Copy every line of the entries below verbatim, leaving out the pictures.

>> Start SOURCE RECORDS

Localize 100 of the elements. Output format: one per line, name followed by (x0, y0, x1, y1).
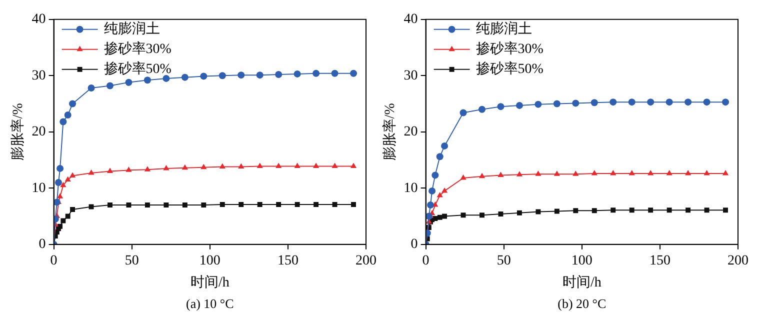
point (312, 70, 320, 77)
point (331, 70, 338, 77)
point (432, 216, 438, 221)
point (144, 166, 150, 172)
text: (b) 20 °C (558, 296, 606, 311)
point (554, 170, 560, 176)
point (54, 179, 62, 186)
point (350, 70, 358, 77)
point (164, 202, 169, 208)
point (442, 214, 448, 219)
point (60, 118, 67, 126)
point (666, 208, 672, 213)
point (200, 164, 207, 170)
point (332, 162, 338, 168)
text: (a) 10 °C (186, 296, 234, 311)
point (722, 98, 730, 106)
legend-label: 纯膨润土 (104, 21, 160, 38)
point (276, 162, 282, 168)
point (535, 170, 542, 176)
point (703, 98, 710, 106)
point (553, 100, 560, 108)
point (88, 169, 94, 175)
point (516, 102, 523, 109)
point (610, 98, 617, 106)
x-tick-label: 0 (50, 253, 58, 268)
point (722, 170, 729, 176)
point (534, 100, 542, 108)
point (60, 218, 66, 224)
point (704, 170, 710, 176)
point (256, 72, 264, 79)
point (428, 187, 436, 194)
x-tick-label: 50 (124, 253, 139, 268)
point (218, 72, 226, 80)
point (70, 207, 76, 212)
point (56, 164, 64, 172)
y-tick-label: 40 (404, 12, 418, 28)
point (686, 208, 691, 213)
point (436, 153, 444, 160)
legend-label: 掺砂率50% (104, 61, 172, 78)
point (58, 224, 63, 229)
legend-label: 掺砂率30% (104, 41, 172, 58)
point (276, 202, 282, 207)
point (628, 170, 635, 176)
x-tick-label: 100 (571, 253, 592, 268)
point (201, 202, 206, 208)
point (294, 70, 301, 78)
point (610, 170, 616, 176)
y-tick-label: 0 (38, 237, 46, 252)
y-tick-label: 10 (404, 180, 418, 196)
point (592, 208, 597, 214)
point (181, 74, 188, 81)
x-tick-label: 150 (649, 253, 670, 268)
point (573, 208, 578, 214)
point (684, 98, 692, 106)
y-tick-label: 40 (32, 12, 46, 28)
point (536, 209, 541, 214)
point (704, 208, 710, 213)
point (572, 100, 580, 107)
point (478, 172, 486, 178)
point (294, 202, 300, 207)
point (125, 78, 132, 86)
point (144, 202, 150, 208)
point (144, 76, 151, 84)
point (219, 163, 226, 169)
point (442, 187, 448, 193)
point (126, 202, 132, 208)
point (65, 214, 70, 219)
point (106, 82, 114, 90)
point (647, 98, 654, 106)
point (432, 172, 439, 179)
point (60, 182, 66, 188)
point (220, 202, 225, 207)
point (257, 202, 262, 207)
point (294, 162, 300, 168)
point (648, 170, 654, 176)
point (256, 162, 263, 168)
point (497, 103, 504, 110)
legend-label: 掺砂率50% (476, 61, 544, 78)
point (108, 202, 112, 208)
point (478, 106, 486, 113)
x-tick-label: 200 (356, 253, 376, 268)
y-axis-title: 膨胀率/% (382, 102, 398, 161)
legend-label: 掺砂率30% (476, 41, 544, 58)
y-axis-title: 膨胀率/% (10, 102, 26, 161)
point (64, 112, 72, 119)
point (88, 84, 95, 92)
point (126, 166, 132, 172)
point (182, 202, 188, 208)
point (238, 202, 244, 207)
point (629, 208, 634, 213)
x-tick-label: 150 (277, 253, 298, 268)
x-tick-label: 50 (496, 253, 511, 268)
point (554, 208, 560, 214)
point (88, 204, 94, 210)
point (106, 168, 114, 174)
point (57, 193, 64, 198)
x-axis-title: 时间/h (562, 274, 602, 290)
y-tick-label: 0 (410, 237, 418, 252)
point (162, 74, 170, 82)
point (200, 72, 208, 80)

>> End SOURCE RECORDS

TASK RESULT:
Localize 100 of the elements. Output format: one per line, name followed by (x0, y0, x1, y1).
point (312, 70, 320, 77)
point (331, 70, 338, 77)
point (432, 216, 438, 221)
point (144, 166, 150, 172)
text: (b) 20 °C (558, 296, 606, 311)
point (554, 170, 560, 176)
point (54, 179, 62, 186)
point (350, 70, 358, 77)
point (164, 202, 169, 208)
point (442, 214, 448, 219)
point (60, 118, 67, 126)
point (666, 208, 672, 213)
point (200, 164, 207, 170)
point (332, 162, 338, 168)
text: (a) 10 °C (186, 296, 234, 311)
point (722, 98, 730, 106)
legend-label: 纯膨润土 (104, 21, 160, 38)
point (276, 162, 282, 168)
point (535, 170, 542, 176)
point (703, 98, 710, 106)
point (553, 100, 560, 108)
point (88, 169, 94, 175)
point (516, 102, 523, 109)
point (610, 98, 617, 106)
x-tick-label: 0 (50, 253, 58, 268)
point (722, 170, 729, 176)
point (534, 100, 542, 108)
point (60, 218, 66, 224)
point (704, 170, 710, 176)
point (256, 72, 264, 79)
point (428, 187, 436, 194)
x-tick-label: 50 (124, 253, 139, 268)
point (218, 72, 226, 80)
point (70, 207, 76, 212)
point (56, 164, 64, 172)
y-tick-label: 40 (404, 12, 418, 28)
point (686, 208, 691, 213)
point (436, 153, 444, 160)
legend-label: 掺砂率50% (104, 61, 172, 78)
point (58, 224, 63, 229)
legend-label: 掺砂率30% (104, 41, 172, 58)
point (276, 202, 282, 207)
point (628, 170, 635, 176)
x-tick-label: 100 (571, 253, 592, 268)
point (201, 202, 206, 208)
point (294, 70, 301, 78)
point (610, 170, 616, 176)
y-tick-label: 0 (38, 237, 46, 252)
y-tick-label: 10 (404, 180, 418, 196)
point (592, 208, 597, 214)
point (181, 74, 188, 81)
x-tick-label: 150 (649, 253, 670, 268)
point (573, 208, 578, 214)
point (684, 98, 692, 106)
y-tick-label: 40 (32, 12, 46, 28)
point (536, 209, 541, 214)
point (704, 208, 710, 213)
point (572, 100, 580, 107)
point (478, 172, 486, 178)
point (294, 202, 300, 207)
point (125, 78, 132, 86)
point (144, 202, 150, 208)
point (144, 76, 151, 84)
point (219, 163, 226, 169)
point (442, 187, 448, 193)
point (126, 202, 132, 208)
point (65, 214, 70, 219)
point (106, 82, 114, 90)
point (647, 98, 654, 106)
point (432, 172, 439, 179)
point (60, 182, 66, 188)
point (220, 202, 225, 207)
point (257, 202, 262, 207)
point (294, 162, 300, 168)
point (648, 170, 654, 176)
point (256, 162, 263, 168)
point (497, 103, 504, 110)
legend-label: 掺砂率50% (476, 61, 544, 78)
point (108, 202, 112, 208)
point (478, 106, 486, 113)
x-tick-label: 200 (356, 253, 376, 268)
y-axis-title: 膨胀率/% (382, 102, 398, 161)
legend-label: 掺砂率30% (476, 41, 544, 58)
y-axis-title: 膨胀率/% (10, 102, 26, 161)
point (64, 112, 72, 119)
point (88, 84, 95, 92)
point (126, 166, 132, 172)
point (182, 202, 188, 208)
point (238, 202, 244, 207)
point (629, 208, 634, 213)
x-tick-label: 150 (277, 253, 298, 268)
x-tick-label: 50 (496, 253, 511, 268)
point (554, 208, 560, 214)
point (88, 204, 94, 210)
point (106, 168, 114, 174)
point (57, 193, 64, 198)
x-axis-title: 时间/h (562, 274, 602, 290)
y-tick-label: 0 (410, 237, 418, 252)
point (162, 74, 170, 82)
point (200, 72, 208, 80)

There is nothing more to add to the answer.